### WHAT IS EXPECTED
Here are some entries; quote each one exactly.

============================================================

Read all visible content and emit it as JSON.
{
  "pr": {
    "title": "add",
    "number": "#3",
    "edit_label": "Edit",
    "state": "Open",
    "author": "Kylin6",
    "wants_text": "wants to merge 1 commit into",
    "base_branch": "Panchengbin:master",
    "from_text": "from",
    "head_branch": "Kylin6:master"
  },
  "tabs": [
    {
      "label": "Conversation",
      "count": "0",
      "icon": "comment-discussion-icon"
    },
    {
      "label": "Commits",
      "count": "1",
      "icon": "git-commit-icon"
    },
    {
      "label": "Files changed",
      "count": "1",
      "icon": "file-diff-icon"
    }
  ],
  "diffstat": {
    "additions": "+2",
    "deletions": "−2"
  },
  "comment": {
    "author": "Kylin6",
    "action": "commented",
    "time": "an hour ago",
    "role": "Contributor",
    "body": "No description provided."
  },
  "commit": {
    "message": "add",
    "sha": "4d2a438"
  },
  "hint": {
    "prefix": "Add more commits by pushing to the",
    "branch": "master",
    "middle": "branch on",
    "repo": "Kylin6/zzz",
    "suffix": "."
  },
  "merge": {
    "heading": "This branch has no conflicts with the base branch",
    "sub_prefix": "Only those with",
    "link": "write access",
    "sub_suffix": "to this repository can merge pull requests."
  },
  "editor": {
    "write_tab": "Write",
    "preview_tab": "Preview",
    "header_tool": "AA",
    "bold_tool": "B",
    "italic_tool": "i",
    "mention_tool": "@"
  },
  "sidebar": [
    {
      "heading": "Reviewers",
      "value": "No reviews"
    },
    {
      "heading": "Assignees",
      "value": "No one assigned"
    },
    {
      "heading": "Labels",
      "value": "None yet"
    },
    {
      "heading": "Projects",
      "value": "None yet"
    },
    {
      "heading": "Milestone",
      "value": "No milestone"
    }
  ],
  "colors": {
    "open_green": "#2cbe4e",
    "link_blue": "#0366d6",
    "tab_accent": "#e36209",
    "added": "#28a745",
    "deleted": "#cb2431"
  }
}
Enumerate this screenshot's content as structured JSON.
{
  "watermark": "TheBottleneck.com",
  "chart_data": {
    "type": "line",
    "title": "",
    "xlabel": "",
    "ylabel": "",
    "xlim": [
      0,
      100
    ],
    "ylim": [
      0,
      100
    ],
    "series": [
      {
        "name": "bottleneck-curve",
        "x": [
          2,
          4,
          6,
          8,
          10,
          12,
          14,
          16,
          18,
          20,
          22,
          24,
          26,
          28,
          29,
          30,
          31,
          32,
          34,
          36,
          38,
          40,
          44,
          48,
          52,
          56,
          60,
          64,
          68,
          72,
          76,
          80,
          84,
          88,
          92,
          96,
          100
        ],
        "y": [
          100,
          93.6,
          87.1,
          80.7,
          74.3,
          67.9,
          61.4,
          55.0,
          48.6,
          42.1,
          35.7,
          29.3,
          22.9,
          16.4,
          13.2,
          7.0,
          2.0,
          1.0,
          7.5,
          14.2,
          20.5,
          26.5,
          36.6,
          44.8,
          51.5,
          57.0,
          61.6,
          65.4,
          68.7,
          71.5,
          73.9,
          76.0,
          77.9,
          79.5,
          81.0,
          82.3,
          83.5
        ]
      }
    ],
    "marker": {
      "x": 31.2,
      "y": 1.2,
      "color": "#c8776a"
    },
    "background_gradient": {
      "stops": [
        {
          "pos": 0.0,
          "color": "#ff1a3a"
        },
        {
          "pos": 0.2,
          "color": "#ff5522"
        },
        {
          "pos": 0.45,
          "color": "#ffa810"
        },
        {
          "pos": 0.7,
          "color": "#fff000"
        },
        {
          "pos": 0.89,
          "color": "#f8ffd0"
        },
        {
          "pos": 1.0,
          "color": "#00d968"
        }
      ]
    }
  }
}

============================================================

### SOLUTION FOR THIS TASK
Read all visible content and emit it as JSON.
{
  "pr": {
    "title": "add",
    "number": "#3",
    "edit_label": "Edit",
    "state": "Open",
    "author": "Kylin6",
    "wants_text": "wants to merge 1 commit into",
    "base_branch": "Panchengbin:master",
    "from_text": "from",
    "head_branch": "Kylin6:master"
  },
  "tabs": [
    {
      "label": "Conversation",
      "count": "0",
      "icon": "comment-discussion-icon"
    },
    {
      "label": "Commits",
      "count": "1",
      "icon": "git-commit-icon"
    },
    {
      "label": "Files changed",
      "count": "1",
      "icon": "file-diff-icon"
    }
  ],
  "diffstat": {
    "additions": "+2",
    "deletions": "−2"
  },
  "comment": {
    "author": "Kylin6",
    "action": "commented",
    "time": "an hour ago",
    "role": "Contributor",
    "body": "No description provided."
  },
  "commit": {
    "message": "add",
    "sha": "4d2a438"
  },
  "hint": {
    "prefix": "Add more commits by pushing to the",
    "branch": "master",
    "middle": "branch on",
    "repo": "Kylin6/zzz",
    "suffix": "."
  },
  "merge": {
    "heading": "This branch has no conflicts with the base branch",
    "sub_prefix": "Only those with",
    "link": "write access",
    "sub_suffix": "to this repository can merge pull requests."
  },
  "editor": {
    "write_tab": "Write",
    "preview_tab": "Preview",
    "header_tool": "AA",
    "bold_tool": "B",
    "italic_tool": "i",
    "mention_tool": "@"
  },
  "sidebar": [
    {
      "heading": "Reviewers",
      "value": "No reviews"
    },
    {
      "heading": "Assignees",
      "value": "No one assigned"
    },
    {
      "heading": "Labels",
      "value": "None yet"
    },
    {
      "heading": "Projects",
      "value": "None yet"
    },
    {
      "heading": "Milestone",
      "value": "No milestone"
    }
  ],
  "colors": {
    "open_green": "#2cbe4e",
    "link_blue": "#0366d6",
    "tab_accent": "#e36209",
    "added": "#28a745",
    "deleted": "#cb2431"
  }
}
Enumerate this screenshot's content as structured JSON.
{
  "watermark": "TheBottleneck.com",
  "chart_data": {
    "type": "line",
    "title": "",
    "xlabel": "",
    "ylabel": "",
    "xlim": [
      0,
      100
    ],
    "ylim": [
      0,
      100
    ],
    "series": [
      {
        "name": "bottleneck-curve",
        "x": [
          2,
          4,
          6,
          8,
          10,
          12,
          14,
          16,
          18,
          20,
          22,
          24,
          26,
          28,
          29,
          30,
          31,
          32,
          34,
          36,
          38,
          40,
          44,
          48,
          52,
          56,
          60,
          64,
          68,
          72,
          76,
          80,
          84,
          88,
          92,
          96,
          100
        ],
        "y": [
          100,
          93.6,
          87.1,
          80.7,
          74.3,
          67.9,
          61.4,
          55.0,
          48.6,
          42.1,
          35.7,
          29.3,
          22.9,
          16.4,
          13.2,
          7.0,
          2.0,
          1.0,
          7.5,
          14.2,
          20.5,
          26.5,
          36.6,
          44.8,
          51.5,
          57.0,
          61.6,
          65.4,
          68.7,
          71.5,
          73.9,
          76.0,
          77.9,
          79.5,
          81.0,
          82.3,
          83.5
        ]
      }
    ],
    "marker": {
      "x": 31.2,
      "y": 1.2,
      "color": "#c8776a"
    },
    "background_gradient": {
      "stops": [
        {
          "pos": 0.0,
          "color": "#ff1a3a"
        },
        {
          "pos": 0.2,
          "color": "#ff5522"
        },
        {
          "pos": 0.45,
          "color": "#ffa810"
        },
        {
          "pos": 0.7,
          "color": "#fff000"
        },
        {
          "pos": 0.89,
          "color": "#f8ffd0"
        },
        {
          "pos": 1.0,
          "color": "#00d968"
        }
      ]
    }
  }
}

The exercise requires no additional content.